■ Given task: Repeat every record exactly, but keep images out of the copy.

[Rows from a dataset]
## BEGIN

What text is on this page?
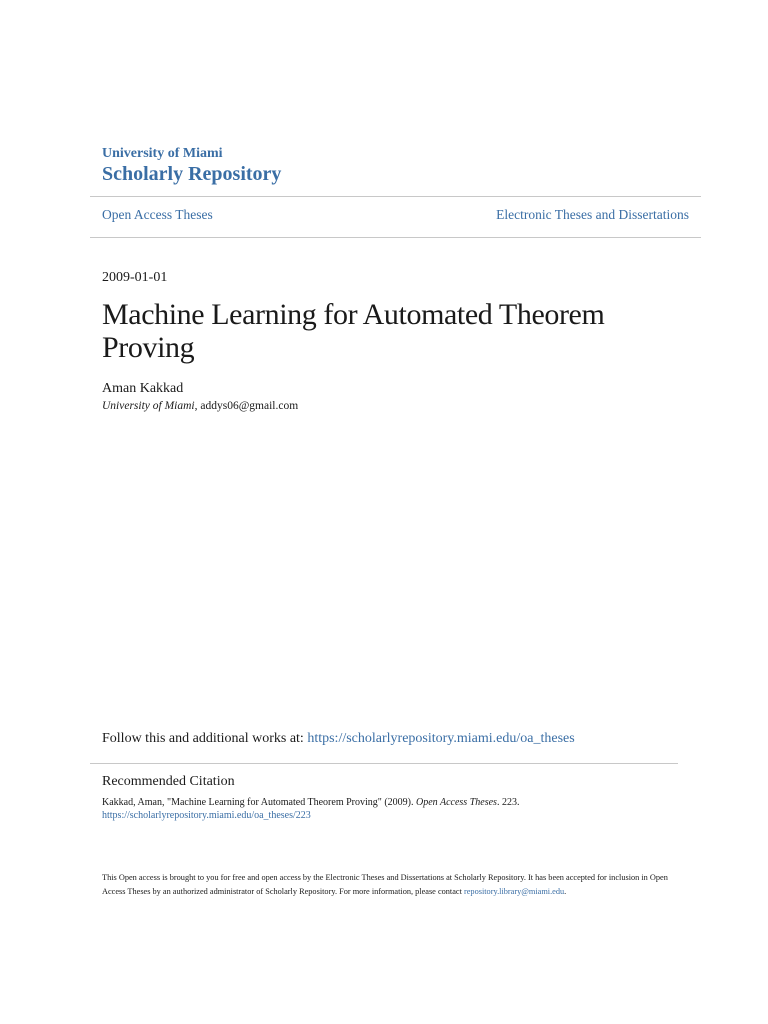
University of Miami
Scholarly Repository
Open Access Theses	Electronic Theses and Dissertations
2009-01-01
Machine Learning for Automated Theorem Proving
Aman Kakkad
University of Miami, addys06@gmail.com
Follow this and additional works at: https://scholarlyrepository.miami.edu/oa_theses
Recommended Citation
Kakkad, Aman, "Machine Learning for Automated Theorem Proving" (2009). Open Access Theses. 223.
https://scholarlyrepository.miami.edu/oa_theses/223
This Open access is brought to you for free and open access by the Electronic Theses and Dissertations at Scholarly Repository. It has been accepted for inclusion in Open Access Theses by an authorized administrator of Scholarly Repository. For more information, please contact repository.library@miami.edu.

## END

■ Answer below:
What text is on this page?
University of Miami
Scholarly Repository
Open Access Theses	Electronic Theses and Dissertations
2009-01-01
Machine Learning for Automated Theorem Proving
Aman Kakkad
University of Miami, addys06@gmail.com
Follow this and additional works at: https://scholarlyrepository.miami.edu/oa_theses
Recommended Citation
Kakkad, Aman, "Machine Learning for Automated Theorem Proving" (2009). Open Access Theses. 223.
https://scholarlyrepository.miami.edu/oa_theses/223
This Open access is brought to you for free and open access by the Electronic Theses and Dissertations at Scholarly Repository. It has been accepted for inclusion in Open Access Theses by an authorized administrator of Scholarly Repository. For more information, please contact repository.library@miami.edu.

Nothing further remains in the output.